## WHAT THIS TASK INVOLVES
Identify all lines in the data containing the string "subtype". Copy them out.

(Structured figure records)
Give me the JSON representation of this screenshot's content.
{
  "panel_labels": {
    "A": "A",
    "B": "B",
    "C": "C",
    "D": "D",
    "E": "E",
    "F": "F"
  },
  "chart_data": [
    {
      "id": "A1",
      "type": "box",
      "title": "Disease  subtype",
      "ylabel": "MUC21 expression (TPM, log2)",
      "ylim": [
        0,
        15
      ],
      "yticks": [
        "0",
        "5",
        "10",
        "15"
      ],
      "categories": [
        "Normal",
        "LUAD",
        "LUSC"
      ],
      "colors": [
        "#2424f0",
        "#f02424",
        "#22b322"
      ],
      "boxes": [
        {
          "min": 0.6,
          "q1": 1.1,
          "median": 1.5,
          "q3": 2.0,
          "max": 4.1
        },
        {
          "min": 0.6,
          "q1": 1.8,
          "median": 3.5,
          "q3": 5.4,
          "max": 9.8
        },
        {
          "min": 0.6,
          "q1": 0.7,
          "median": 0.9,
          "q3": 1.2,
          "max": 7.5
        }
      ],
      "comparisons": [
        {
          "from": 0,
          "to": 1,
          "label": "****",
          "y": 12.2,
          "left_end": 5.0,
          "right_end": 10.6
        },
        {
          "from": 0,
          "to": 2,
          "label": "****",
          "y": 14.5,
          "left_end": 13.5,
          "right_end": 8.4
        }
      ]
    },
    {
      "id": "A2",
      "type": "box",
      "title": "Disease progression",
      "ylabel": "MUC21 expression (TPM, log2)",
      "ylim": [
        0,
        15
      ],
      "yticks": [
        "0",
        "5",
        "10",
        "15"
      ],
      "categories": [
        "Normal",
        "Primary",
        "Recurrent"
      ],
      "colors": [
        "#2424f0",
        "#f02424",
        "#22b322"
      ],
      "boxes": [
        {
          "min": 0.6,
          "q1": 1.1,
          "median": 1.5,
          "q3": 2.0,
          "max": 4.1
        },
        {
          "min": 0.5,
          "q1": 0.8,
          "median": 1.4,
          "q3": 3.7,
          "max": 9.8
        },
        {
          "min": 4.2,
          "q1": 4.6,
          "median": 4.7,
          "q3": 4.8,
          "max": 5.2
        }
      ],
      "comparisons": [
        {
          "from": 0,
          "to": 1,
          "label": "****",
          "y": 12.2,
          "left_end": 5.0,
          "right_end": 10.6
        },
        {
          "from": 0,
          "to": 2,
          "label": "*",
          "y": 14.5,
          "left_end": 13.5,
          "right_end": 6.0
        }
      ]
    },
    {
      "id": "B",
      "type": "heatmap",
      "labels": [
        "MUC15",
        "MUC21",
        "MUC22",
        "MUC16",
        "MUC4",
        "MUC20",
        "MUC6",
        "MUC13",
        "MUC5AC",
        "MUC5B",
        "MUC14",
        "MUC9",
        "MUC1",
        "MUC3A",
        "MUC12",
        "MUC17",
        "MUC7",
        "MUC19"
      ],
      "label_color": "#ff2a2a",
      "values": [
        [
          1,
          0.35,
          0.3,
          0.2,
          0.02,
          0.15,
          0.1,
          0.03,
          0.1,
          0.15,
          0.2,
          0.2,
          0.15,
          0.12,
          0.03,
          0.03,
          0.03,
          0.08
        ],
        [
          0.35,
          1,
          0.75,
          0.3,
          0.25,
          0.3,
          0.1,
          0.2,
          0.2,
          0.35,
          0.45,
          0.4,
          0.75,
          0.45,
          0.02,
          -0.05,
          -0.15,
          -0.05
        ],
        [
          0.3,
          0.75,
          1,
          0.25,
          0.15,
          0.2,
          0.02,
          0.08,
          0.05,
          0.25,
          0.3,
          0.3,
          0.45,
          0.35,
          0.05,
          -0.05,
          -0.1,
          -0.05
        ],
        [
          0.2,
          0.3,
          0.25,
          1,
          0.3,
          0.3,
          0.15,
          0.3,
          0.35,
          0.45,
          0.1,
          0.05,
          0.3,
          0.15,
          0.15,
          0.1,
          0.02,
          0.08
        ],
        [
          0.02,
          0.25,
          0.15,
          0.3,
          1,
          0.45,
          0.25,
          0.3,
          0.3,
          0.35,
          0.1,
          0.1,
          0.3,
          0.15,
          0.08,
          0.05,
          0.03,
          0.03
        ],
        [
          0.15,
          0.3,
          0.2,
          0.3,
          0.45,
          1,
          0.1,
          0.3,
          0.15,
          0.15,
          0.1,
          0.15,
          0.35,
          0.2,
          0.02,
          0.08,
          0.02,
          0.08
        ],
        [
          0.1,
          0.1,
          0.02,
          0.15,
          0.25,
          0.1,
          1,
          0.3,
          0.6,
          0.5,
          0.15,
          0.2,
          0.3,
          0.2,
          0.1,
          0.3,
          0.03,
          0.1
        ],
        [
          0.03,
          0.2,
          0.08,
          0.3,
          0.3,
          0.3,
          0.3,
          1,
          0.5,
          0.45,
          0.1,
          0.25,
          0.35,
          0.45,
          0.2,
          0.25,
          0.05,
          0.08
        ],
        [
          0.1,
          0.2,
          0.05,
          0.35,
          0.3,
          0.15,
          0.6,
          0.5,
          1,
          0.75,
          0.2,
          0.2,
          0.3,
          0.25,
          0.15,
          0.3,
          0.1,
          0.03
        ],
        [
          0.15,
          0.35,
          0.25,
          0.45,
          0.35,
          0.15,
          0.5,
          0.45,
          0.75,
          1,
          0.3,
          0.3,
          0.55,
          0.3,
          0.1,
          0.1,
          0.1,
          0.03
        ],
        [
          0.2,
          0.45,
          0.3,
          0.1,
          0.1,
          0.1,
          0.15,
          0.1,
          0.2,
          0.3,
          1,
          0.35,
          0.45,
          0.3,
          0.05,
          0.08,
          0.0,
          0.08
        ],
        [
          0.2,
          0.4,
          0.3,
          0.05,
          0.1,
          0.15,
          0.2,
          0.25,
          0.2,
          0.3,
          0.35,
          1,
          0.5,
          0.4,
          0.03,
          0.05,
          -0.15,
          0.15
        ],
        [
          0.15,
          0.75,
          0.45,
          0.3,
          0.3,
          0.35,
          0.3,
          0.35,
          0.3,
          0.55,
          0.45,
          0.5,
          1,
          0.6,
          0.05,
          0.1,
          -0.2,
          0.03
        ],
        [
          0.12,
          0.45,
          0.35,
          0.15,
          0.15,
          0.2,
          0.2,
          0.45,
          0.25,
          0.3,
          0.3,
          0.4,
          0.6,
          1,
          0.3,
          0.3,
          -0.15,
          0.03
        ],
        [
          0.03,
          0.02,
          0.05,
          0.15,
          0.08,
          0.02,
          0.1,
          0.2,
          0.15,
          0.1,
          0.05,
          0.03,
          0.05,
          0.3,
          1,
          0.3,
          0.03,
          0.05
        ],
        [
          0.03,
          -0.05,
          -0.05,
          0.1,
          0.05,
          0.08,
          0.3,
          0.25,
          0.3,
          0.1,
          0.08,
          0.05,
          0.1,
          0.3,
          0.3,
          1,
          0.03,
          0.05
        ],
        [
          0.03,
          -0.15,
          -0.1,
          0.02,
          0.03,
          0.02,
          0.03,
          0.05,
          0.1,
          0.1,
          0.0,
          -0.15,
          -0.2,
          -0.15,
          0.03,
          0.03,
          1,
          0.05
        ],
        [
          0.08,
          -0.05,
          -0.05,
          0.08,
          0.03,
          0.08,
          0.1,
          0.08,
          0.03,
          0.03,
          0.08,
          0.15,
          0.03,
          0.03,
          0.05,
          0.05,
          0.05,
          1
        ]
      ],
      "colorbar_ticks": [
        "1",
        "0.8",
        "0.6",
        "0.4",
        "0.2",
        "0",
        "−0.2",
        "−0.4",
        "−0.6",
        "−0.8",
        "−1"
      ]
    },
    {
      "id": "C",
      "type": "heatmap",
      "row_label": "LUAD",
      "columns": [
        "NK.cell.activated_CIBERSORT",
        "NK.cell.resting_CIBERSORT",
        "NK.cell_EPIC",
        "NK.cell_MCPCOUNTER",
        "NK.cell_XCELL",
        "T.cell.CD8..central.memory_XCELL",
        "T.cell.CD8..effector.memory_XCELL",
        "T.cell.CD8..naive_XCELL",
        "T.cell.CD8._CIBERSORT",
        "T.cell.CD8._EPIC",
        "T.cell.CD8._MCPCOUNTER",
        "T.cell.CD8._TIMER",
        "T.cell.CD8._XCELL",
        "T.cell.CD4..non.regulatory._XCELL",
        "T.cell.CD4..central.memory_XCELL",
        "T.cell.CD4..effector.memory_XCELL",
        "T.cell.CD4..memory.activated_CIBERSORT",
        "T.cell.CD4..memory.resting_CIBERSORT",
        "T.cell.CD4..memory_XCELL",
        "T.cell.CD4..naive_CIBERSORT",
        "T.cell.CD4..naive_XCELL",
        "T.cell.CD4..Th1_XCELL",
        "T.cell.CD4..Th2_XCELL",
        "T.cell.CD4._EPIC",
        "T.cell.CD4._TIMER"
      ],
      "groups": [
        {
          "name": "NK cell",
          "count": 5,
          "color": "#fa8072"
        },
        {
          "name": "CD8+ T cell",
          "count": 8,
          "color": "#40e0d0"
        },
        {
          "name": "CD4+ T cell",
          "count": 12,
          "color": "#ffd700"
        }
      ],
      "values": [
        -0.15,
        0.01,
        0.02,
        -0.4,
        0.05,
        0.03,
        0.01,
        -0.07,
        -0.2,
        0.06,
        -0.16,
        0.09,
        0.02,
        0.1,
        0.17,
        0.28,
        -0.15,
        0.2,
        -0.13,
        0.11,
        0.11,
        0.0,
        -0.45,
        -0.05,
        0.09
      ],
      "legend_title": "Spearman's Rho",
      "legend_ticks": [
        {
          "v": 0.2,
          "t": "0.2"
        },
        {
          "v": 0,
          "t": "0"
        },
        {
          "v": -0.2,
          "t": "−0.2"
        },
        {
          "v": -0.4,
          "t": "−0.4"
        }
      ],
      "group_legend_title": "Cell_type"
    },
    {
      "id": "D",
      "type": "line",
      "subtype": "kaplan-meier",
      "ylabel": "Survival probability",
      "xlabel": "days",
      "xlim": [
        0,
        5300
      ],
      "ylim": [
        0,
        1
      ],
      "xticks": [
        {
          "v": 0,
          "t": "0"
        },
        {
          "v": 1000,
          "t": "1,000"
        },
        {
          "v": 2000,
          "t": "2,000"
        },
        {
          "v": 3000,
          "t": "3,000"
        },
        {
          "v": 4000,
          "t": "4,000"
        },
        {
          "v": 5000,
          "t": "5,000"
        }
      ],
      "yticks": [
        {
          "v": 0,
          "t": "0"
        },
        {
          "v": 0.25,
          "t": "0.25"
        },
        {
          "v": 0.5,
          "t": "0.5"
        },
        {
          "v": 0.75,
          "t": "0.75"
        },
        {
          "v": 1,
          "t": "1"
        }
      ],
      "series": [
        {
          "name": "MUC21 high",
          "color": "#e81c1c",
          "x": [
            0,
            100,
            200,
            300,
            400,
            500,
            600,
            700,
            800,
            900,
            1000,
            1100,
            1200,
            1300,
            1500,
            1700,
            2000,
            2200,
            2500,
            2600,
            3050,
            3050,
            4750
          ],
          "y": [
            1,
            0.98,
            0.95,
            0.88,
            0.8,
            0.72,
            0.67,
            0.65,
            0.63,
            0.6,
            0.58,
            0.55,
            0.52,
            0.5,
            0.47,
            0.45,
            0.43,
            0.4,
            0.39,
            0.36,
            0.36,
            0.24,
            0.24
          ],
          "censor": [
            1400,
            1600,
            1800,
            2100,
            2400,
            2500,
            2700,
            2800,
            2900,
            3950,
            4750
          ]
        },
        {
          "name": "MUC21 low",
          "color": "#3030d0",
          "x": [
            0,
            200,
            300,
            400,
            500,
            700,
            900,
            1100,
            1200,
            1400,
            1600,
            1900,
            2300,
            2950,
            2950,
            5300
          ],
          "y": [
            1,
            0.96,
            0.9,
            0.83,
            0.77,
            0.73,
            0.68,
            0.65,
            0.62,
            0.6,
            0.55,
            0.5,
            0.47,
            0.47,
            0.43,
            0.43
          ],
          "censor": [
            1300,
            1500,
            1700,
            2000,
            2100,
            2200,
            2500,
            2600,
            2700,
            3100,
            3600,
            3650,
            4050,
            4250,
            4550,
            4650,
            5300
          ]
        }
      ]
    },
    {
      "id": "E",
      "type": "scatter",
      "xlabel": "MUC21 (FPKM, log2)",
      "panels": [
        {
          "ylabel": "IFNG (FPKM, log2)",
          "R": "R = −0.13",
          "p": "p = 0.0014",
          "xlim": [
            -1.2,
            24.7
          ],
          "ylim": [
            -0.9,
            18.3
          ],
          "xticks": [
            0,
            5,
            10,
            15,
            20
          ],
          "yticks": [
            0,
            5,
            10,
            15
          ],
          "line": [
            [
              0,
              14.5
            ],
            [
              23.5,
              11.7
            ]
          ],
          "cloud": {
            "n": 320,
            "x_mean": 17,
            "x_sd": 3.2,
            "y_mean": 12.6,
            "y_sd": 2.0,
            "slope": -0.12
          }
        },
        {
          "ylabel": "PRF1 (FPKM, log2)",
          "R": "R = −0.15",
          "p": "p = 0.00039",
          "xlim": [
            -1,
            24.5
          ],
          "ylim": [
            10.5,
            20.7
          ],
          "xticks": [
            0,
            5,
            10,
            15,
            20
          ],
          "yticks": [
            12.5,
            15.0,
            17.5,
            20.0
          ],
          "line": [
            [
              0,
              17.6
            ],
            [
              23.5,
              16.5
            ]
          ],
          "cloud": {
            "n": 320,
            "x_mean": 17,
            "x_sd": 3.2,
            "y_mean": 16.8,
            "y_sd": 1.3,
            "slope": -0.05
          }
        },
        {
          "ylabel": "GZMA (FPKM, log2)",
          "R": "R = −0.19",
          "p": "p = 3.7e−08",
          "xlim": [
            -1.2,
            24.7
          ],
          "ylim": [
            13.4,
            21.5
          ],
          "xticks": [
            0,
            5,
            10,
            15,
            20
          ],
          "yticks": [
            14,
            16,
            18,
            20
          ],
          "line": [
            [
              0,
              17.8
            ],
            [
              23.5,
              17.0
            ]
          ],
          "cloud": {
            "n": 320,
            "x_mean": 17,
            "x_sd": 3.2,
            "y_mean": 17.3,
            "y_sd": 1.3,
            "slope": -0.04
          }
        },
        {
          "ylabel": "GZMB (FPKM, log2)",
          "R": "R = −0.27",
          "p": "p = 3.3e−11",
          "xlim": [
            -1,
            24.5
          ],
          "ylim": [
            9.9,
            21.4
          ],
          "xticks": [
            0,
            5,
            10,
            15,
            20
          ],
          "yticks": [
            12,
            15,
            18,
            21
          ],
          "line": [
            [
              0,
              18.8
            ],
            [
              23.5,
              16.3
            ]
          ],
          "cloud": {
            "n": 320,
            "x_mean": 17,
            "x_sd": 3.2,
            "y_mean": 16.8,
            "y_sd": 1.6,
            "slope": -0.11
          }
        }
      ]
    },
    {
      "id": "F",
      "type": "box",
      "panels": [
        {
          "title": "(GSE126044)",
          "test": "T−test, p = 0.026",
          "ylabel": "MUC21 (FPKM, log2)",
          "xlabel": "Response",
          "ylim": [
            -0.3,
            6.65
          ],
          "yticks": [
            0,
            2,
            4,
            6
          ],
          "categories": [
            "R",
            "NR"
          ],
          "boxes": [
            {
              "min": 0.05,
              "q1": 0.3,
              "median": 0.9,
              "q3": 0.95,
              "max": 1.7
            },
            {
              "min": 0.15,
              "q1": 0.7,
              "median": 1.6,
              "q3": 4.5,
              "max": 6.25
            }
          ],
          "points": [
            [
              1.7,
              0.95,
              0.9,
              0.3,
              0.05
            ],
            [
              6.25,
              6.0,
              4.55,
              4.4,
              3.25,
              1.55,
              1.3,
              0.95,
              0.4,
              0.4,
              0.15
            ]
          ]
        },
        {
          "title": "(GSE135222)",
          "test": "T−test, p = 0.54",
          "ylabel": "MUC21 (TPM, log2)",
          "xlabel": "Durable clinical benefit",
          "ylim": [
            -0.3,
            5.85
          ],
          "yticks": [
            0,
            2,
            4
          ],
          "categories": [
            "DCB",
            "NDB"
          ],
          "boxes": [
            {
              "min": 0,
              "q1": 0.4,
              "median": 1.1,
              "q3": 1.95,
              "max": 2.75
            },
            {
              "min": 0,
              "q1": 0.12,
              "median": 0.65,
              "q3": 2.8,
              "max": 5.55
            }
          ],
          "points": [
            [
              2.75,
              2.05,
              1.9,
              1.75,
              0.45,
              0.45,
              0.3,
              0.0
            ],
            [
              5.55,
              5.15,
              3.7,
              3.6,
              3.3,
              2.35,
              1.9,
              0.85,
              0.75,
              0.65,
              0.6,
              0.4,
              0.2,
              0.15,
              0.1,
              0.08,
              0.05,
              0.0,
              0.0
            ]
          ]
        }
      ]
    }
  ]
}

## EXERCISE OUTPUT
      "title": "Disease  subtype",
      "subtype": "kaplan-meier",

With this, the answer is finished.